--- BEGIN ---

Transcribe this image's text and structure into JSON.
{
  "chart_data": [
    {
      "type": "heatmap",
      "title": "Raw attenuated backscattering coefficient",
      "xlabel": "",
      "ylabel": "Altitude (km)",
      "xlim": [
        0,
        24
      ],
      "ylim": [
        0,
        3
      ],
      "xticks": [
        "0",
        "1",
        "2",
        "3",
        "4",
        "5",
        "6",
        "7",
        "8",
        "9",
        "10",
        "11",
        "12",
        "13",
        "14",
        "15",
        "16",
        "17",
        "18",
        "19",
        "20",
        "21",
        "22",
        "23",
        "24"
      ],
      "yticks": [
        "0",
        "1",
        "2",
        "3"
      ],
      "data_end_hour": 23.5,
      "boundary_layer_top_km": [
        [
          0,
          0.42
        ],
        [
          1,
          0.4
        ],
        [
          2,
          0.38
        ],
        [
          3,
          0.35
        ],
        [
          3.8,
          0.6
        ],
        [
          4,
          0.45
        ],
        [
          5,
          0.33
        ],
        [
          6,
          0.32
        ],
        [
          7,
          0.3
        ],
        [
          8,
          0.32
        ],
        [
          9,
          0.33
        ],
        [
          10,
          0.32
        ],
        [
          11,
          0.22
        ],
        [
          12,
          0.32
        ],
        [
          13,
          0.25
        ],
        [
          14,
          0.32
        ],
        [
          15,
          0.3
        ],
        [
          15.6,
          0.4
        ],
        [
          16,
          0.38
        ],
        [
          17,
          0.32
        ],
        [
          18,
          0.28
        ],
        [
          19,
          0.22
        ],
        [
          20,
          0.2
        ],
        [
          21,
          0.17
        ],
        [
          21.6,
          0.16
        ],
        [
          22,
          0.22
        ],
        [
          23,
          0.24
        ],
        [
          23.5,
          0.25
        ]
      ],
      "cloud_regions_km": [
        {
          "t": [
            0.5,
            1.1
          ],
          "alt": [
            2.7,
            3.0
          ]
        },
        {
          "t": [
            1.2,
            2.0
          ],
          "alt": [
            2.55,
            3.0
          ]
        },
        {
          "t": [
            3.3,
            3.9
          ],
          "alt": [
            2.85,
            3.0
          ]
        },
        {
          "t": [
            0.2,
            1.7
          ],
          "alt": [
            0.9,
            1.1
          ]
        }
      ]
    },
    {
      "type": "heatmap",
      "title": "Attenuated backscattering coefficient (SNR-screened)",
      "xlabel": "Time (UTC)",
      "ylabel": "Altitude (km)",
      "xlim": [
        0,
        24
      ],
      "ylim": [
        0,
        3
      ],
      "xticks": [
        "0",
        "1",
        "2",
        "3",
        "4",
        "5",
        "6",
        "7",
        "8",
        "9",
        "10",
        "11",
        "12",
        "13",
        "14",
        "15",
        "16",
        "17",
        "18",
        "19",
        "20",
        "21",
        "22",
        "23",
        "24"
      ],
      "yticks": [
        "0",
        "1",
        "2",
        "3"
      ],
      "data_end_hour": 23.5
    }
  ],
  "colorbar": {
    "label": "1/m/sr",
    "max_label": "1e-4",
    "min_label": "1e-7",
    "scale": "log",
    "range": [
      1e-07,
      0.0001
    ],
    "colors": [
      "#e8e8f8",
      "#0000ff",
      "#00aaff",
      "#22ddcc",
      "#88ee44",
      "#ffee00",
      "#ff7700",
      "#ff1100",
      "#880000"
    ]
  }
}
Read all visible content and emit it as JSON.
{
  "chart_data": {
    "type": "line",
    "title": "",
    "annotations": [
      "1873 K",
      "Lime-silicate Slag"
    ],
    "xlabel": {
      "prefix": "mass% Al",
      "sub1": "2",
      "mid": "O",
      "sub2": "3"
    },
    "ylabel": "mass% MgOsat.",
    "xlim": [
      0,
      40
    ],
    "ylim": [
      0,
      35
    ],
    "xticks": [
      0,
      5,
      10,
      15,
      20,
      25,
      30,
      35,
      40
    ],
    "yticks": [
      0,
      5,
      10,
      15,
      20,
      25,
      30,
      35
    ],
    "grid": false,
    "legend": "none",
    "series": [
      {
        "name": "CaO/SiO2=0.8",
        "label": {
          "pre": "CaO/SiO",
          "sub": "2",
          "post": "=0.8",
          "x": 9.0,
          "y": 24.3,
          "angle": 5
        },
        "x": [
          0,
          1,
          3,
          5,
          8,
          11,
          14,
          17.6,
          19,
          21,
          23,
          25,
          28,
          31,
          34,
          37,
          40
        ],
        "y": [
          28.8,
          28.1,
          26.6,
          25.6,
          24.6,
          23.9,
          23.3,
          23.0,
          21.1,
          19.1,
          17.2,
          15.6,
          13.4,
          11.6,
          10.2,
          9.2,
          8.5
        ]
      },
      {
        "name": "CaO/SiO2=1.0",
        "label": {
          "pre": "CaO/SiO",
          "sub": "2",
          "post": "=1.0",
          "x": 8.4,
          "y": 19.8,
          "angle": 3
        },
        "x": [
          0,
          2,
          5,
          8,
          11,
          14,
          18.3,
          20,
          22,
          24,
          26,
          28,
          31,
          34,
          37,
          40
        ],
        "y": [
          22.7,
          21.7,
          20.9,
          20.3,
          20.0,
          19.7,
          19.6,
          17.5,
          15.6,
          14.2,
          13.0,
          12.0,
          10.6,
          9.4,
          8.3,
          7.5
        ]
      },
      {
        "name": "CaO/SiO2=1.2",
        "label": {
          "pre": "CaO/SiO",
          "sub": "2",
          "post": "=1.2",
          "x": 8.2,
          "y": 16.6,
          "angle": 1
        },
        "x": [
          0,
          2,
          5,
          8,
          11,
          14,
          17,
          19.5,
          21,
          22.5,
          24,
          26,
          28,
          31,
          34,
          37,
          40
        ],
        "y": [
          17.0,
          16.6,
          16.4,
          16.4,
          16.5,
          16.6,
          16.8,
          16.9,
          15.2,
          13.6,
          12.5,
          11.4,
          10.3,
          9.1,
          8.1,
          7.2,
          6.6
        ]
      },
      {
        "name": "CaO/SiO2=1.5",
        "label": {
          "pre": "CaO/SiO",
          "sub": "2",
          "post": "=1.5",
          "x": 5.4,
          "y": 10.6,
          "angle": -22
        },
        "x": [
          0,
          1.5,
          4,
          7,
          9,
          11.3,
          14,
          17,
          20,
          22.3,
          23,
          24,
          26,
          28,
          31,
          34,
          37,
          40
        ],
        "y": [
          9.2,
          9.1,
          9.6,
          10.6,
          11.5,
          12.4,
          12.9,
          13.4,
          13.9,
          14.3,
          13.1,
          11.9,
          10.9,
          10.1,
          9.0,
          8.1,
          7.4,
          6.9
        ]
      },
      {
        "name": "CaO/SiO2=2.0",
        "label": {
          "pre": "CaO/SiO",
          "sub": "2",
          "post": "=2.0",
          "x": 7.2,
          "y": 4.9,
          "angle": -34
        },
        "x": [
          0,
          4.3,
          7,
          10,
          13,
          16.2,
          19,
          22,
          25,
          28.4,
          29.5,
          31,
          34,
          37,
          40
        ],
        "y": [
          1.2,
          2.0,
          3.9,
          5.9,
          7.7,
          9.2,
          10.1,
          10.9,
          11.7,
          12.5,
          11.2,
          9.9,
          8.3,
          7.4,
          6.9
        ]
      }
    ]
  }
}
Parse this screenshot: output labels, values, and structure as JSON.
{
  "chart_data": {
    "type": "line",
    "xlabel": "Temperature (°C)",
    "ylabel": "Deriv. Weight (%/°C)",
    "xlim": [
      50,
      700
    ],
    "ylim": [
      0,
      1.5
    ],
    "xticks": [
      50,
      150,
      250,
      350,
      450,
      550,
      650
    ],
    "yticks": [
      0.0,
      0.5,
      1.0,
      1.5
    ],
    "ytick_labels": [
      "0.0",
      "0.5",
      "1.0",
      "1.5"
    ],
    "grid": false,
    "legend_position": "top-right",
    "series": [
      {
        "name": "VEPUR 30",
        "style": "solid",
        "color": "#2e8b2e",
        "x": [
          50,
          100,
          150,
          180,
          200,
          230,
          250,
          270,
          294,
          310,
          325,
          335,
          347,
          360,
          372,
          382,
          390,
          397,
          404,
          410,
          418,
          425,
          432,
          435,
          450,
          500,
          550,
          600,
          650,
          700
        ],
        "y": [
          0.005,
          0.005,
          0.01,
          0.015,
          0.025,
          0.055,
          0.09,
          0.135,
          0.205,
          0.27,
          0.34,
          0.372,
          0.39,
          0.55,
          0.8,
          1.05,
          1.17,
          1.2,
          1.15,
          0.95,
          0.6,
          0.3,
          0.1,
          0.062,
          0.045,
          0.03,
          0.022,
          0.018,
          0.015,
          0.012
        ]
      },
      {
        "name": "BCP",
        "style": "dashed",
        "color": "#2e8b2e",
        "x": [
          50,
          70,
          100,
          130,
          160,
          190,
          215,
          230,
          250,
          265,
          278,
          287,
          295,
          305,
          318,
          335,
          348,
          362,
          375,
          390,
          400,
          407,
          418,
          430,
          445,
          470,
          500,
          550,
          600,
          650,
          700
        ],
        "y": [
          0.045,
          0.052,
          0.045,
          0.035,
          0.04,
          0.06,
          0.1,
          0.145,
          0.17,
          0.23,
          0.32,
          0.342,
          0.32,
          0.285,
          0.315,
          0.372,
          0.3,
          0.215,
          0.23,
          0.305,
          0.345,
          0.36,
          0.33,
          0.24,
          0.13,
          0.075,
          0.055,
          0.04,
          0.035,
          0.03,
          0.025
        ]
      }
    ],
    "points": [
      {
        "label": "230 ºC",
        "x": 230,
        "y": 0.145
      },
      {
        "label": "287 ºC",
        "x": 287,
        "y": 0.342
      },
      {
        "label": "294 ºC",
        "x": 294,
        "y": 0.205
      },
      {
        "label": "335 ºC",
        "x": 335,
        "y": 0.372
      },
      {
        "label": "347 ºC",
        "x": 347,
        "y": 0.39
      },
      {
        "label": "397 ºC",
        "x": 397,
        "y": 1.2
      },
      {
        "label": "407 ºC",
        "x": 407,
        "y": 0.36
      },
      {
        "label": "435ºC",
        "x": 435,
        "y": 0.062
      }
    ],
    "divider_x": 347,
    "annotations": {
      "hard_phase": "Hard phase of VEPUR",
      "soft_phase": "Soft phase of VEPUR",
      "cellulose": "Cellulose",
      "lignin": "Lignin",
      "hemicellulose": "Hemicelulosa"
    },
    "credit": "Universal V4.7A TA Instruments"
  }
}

--- END ---

What is being asked
Read the entries and pick out all lines that include the word "phase".

Exercise response
      "hard_phase": "Hard phase of VEPUR",
      "soft_phase": "Soft phase of VEPUR",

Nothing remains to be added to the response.